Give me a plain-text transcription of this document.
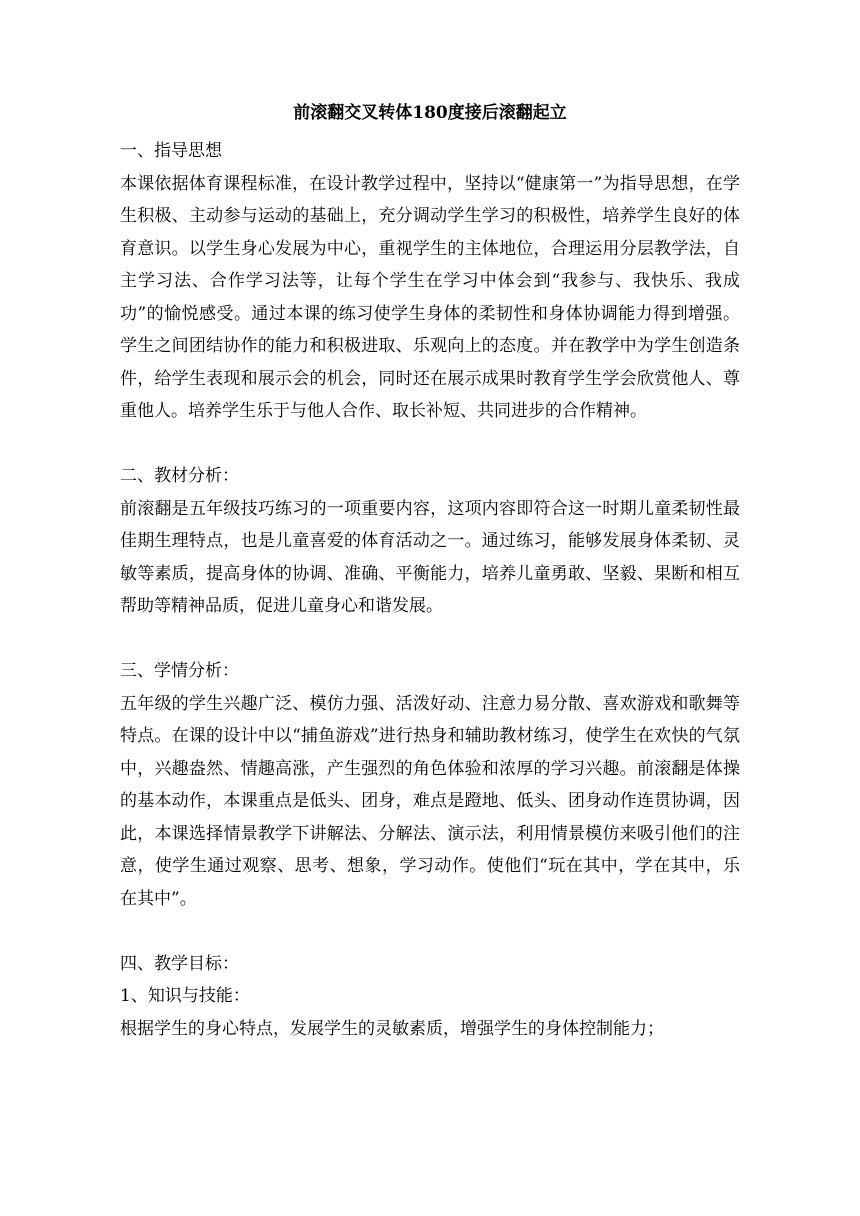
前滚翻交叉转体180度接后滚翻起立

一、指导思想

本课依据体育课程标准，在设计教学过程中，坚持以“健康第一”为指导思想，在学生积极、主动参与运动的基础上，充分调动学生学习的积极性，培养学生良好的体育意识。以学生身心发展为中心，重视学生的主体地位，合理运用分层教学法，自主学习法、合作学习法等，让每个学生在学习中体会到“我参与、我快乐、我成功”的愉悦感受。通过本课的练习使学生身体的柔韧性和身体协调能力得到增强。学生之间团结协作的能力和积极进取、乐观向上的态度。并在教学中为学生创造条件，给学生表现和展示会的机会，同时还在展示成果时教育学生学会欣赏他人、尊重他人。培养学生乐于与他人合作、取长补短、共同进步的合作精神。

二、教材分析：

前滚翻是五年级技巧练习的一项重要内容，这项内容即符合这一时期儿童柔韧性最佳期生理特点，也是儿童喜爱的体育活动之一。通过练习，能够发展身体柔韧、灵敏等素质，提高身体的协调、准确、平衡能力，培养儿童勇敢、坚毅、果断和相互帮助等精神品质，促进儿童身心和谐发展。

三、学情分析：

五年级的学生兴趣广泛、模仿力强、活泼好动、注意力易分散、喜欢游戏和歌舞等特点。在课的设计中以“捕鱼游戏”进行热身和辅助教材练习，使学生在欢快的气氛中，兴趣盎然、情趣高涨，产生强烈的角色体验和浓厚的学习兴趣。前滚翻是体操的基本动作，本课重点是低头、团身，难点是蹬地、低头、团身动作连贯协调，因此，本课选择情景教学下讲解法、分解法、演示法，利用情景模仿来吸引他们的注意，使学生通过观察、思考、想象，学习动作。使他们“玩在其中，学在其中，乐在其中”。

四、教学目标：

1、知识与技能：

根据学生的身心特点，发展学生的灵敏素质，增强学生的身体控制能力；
◇ ◇ ◇ ◇ ◇ ◇ ◇
• **EXERCISE**
Transcribe all of the entries word for word, but skip any pictures they contain.

• **TASK SOLUTION**
Give me a plain-text transcription of this document.
前滚翻交叉转体180度接后滚翻起立

一、指导思想

本课依据体育课程标准，在设计教学过程中，坚持以“健康第一”为指导思想，在学生积极、主动参与运动的基础上，充分调动学生学习的积极性，培养学生良好的体育意识。以学生身心发展为中心，重视学生的主体地位，合理运用分层教学法，自主学习法、合作学习法等，让每个学生在学习中体会到“我参与、我快乐、我成功”的愉悦感受。通过本课的练习使学生身体的柔韧性和身体协调能力得到增强。学生之间团结协作的能力和积极进取、乐观向上的态度。并在教学中为学生创造条件，给学生表现和展示会的机会，同时还在展示成果时教育学生学会欣赏他人、尊重他人。培养学生乐于与他人合作、取长补短、共同进步的合作精神。

二、教材分析：

前滚翻是五年级技巧练习的一项重要内容，这项内容即符合这一时期儿童柔韧性最佳期生理特点，也是儿童喜爱的体育活动之一。通过练习，能够发展身体柔韧、灵敏等素质，提高身体的协调、准确、平衡能力，培养儿童勇敢、坚毅、果断和相互帮助等精神品质，促进儿童身心和谐发展。

三、学情分析：

五年级的学生兴趣广泛、模仿力强、活泼好动、注意力易分散、喜欢游戏和歌舞等特点。在课的设计中以“捕鱼游戏”进行热身和辅助教材练习，使学生在欢快的气氛中，兴趣盎然、情趣高涨，产生强烈的角色体验和浓厚的学习兴趣。前滚翻是体操的基本动作，本课重点是低头、团身，难点是蹬地、低头、团身动作连贯协调，因此，本课选择情景教学下讲解法、分解法、演示法，利用情景模仿来吸引他们的注意，使学生通过观察、思考、想象，学习动作。使他们“玩在其中，学在其中，乐在其中”。

四、教学目标：

1、知识与技能：

根据学生的身心特点，发展学生的灵敏素质，增强学生的身体控制能力；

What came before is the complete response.